[Stored entries]
----------

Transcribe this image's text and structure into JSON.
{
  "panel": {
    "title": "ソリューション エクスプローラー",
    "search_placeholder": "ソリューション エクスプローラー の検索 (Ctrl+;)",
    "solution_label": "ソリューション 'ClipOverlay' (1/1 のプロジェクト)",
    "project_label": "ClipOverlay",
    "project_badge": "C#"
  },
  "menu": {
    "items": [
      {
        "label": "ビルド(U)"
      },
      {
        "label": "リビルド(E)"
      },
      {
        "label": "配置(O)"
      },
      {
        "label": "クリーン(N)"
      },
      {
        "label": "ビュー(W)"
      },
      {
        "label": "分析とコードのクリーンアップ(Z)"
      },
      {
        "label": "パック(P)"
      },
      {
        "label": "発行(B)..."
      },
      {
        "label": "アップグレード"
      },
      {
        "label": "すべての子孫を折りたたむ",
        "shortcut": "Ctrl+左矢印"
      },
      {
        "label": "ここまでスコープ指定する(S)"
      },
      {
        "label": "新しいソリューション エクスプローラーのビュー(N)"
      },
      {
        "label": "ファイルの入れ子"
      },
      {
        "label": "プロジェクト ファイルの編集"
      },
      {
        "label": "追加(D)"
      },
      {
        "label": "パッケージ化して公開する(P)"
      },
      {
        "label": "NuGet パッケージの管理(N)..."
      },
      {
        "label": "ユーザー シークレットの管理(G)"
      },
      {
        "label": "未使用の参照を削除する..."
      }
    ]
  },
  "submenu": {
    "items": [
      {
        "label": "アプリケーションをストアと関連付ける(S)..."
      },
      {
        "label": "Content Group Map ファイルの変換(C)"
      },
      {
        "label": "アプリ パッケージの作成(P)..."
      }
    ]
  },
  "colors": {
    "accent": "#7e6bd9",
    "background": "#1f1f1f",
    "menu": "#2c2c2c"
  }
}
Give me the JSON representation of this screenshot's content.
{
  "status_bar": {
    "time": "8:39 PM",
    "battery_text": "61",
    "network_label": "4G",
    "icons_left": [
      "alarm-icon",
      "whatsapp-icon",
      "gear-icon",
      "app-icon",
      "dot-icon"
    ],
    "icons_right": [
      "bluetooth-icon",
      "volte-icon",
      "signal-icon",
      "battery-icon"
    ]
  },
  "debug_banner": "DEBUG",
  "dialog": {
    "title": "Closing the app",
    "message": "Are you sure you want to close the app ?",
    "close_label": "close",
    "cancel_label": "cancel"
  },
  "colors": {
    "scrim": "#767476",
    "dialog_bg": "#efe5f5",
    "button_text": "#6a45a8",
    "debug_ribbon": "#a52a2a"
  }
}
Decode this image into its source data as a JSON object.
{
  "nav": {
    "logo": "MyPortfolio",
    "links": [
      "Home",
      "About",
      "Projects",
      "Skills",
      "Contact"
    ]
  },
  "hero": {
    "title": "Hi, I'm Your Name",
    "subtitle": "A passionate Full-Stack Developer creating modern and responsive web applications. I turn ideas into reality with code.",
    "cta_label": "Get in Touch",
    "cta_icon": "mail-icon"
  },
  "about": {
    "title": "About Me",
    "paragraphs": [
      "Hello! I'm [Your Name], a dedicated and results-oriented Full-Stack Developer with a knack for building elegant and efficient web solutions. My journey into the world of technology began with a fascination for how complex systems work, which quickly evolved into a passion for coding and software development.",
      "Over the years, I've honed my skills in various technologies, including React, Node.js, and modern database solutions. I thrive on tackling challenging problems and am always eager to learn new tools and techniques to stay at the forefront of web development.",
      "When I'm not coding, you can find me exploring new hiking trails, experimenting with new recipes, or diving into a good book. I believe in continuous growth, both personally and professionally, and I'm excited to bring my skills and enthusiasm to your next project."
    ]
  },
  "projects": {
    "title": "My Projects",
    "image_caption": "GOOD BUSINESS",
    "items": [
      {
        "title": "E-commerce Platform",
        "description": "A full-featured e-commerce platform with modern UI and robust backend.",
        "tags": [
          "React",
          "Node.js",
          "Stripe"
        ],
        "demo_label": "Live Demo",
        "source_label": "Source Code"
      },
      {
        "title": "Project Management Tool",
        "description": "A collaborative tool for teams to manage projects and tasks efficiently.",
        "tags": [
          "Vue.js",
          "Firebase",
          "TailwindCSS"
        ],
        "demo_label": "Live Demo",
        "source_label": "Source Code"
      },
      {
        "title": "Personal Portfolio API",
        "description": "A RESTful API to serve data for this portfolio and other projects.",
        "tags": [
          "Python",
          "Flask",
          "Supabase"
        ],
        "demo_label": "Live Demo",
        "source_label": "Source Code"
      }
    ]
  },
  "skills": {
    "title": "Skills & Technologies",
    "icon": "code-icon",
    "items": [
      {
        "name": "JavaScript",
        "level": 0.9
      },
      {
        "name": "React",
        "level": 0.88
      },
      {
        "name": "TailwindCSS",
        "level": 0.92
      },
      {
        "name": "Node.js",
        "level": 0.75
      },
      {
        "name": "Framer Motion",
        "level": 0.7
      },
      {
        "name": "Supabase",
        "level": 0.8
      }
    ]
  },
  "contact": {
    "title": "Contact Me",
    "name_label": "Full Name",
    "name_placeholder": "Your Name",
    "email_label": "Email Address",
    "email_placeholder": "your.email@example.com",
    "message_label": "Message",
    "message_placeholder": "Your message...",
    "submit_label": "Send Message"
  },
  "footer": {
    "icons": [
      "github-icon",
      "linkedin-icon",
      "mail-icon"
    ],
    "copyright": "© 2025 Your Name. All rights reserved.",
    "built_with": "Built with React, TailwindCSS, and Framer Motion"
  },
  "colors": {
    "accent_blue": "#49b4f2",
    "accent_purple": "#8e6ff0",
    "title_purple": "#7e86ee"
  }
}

----------

→ Objective: Pick out each line containing the string "close" and copy it.

→ Task answer:
    "message": "Are you sure you want to close the app ?",
    "close_label": "close",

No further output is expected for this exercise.